● **Source records**:

========================

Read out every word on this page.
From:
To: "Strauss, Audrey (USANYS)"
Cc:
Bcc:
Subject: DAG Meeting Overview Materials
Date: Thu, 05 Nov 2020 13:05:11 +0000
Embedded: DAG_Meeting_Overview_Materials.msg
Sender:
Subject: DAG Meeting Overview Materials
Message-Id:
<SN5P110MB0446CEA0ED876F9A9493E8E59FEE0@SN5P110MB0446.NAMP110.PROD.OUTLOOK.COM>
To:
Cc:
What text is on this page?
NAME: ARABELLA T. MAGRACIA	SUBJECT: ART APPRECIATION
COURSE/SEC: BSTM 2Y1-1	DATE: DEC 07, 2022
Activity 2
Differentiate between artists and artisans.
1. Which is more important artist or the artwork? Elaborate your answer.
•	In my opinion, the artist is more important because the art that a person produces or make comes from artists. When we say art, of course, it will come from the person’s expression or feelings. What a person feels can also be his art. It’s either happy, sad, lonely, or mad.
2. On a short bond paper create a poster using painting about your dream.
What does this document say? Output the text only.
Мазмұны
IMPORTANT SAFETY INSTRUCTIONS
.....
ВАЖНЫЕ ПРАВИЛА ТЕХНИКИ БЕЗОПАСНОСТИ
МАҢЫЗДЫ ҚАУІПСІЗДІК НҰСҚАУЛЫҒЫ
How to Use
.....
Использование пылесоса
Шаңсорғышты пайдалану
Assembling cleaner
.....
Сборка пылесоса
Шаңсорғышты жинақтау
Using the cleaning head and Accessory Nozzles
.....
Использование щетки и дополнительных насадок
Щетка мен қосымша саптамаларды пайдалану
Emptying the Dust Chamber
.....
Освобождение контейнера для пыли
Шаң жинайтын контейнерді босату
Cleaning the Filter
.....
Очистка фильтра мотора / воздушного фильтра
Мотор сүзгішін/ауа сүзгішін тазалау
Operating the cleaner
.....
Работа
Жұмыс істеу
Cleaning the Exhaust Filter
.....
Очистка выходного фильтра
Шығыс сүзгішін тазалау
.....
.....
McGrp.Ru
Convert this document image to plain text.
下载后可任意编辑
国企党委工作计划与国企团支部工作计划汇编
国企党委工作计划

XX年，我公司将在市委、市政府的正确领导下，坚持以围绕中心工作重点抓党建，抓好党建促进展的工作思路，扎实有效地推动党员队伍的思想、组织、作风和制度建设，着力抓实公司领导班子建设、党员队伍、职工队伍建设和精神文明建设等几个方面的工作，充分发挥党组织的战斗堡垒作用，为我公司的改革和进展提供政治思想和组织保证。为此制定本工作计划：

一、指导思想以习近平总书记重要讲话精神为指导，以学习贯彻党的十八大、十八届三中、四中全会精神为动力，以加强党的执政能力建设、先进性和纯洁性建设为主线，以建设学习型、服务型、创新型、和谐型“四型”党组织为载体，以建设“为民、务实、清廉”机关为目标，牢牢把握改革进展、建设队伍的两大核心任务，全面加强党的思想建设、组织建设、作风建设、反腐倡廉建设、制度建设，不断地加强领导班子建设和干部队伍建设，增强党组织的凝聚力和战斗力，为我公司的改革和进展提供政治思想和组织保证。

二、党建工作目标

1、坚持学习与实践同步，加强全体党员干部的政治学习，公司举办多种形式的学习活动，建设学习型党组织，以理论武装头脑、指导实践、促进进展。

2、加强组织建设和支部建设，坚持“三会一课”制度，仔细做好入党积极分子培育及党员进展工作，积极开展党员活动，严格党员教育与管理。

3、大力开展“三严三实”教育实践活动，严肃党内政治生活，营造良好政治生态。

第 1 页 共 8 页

========================

● **EXERCISE**:
Return all the data exactly as given.

● **RESULT**:
Read out every word on this page.
From:
To: "Strauss, Audrey (USANYS)"
Cc:
Bcc:
Subject: DAG Meeting Overview Materials
Date: Thu, 05 Nov 2020 13:05:11 +0000
Embedded: DAG_Meeting_Overview_Materials.msg
Sender:
Subject: DAG Meeting Overview Materials
Message-Id:
<SN5P110MB0446CEA0ED876F9A9493E8E59FEE0@SN5P110MB0446.NAMP110.PROD.OUTLOOK.COM>
To:
Cc:
What text is on this page?
NAME: ARABELLA T. MAGRACIA	SUBJECT: ART APPRECIATION
COURSE/SEC: BSTM 2Y1-1	DATE: DEC 07, 2022
Activity 2
Differentiate between artists and artisans.
1. Which is more important artist or the artwork? Elaborate your answer.
•	In my opinion, the artist is more important because the art that a person produces or make comes from artists. When we say art, of course, it will come from the person’s expression or feelings. What a person feels can also be his art. It’s either happy, sad, lonely, or mad.
2. On a short bond paper create a poster using painting about your dream.
What does this document say? Output the text only.
Мазмұны
IMPORTANT SAFETY INSTRUCTIONS
.....
ВАЖНЫЕ ПРАВИЛА ТЕХНИКИ БЕЗОПАСНОСТИ
МАҢЫЗДЫ ҚАУІПСІЗДІК НҰСҚАУЛЫҒЫ
How to Use
.....
Использование пылесоса
Шаңсорғышты пайдалану
Assembling cleaner
.....
Сборка пылесоса
Шаңсорғышты жинақтау
Using the cleaning head and Accessory Nozzles
.....
Использование щетки и дополнительных насадок
Щетка мен қосымша саптамаларды пайдалану
Emptying the Dust Chamber
.....
Освобождение контейнера для пыли
Шаң жинайтын контейнерді босату
Cleaning the Filter
.....
Очистка фильтра мотора / воздушного фильтра
Мотор сүзгішін/ауа сүзгішін тазалау
Operating the cleaner
.....
Работа
Жұмыс істеу
Cleaning the Exhaust Filter
.....
Очистка выходного фильтра
Шығыс сүзгішін тазалау
.....
.....
McGrp.Ru
Convert this document image to plain text.
下载后可任意编辑
国企党委工作计划与国企团支部工作计划汇编
国企党委工作计划

XX年，我公司将在市委、市政府的正确领导下，坚持以围绕中心工作重点抓党建，抓好党建促进展的工作思路，扎实有效地推动党员队伍的思想、组织、作风和制度建设，着力抓实公司领导班子建设、党员队伍、职工队伍建设和精神文明建设等几个方面的工作，充分发挥党组织的战斗堡垒作用，为我公司的改革和进展提供政治思想和组织保证。为此制定本工作计划：

一、指导思想以习近平总书记重要讲话精神为指导，以学习贯彻党的十八大、十八届三中、四中全会精神为动力，以加强党的执政能力建设、先进性和纯洁性建设为主线，以建设学习型、服务型、创新型、和谐型“四型”党组织为载体，以建设“为民、务实、清廉”机关为目标，牢牢把握改革进展、建设队伍的两大核心任务，全面加强党的思想建设、组织建设、作风建设、反腐倡廉建设、制度建设，不断地加强领导班子建设和干部队伍建设，增强党组织的凝聚力和战斗力，为我公司的改革和进展提供政治思想和组织保证。

二、党建工作目标

1、坚持学习与实践同步，加强全体党员干部的政治学习，公司举办多种形式的学习活动，建设学习型党组织，以理论武装头脑、指导实践、促进进展。

2、加强组织建设和支部建设，坚持“三会一课”制度，仔细做好入党积极分子培育及党员进展工作，积极开展党员活动，严格党员教育与管理。

3、大力开展“三严三实”教育实践活动，严肃党内政治生活，营造良好政治生态。

第 1 页 共 8 页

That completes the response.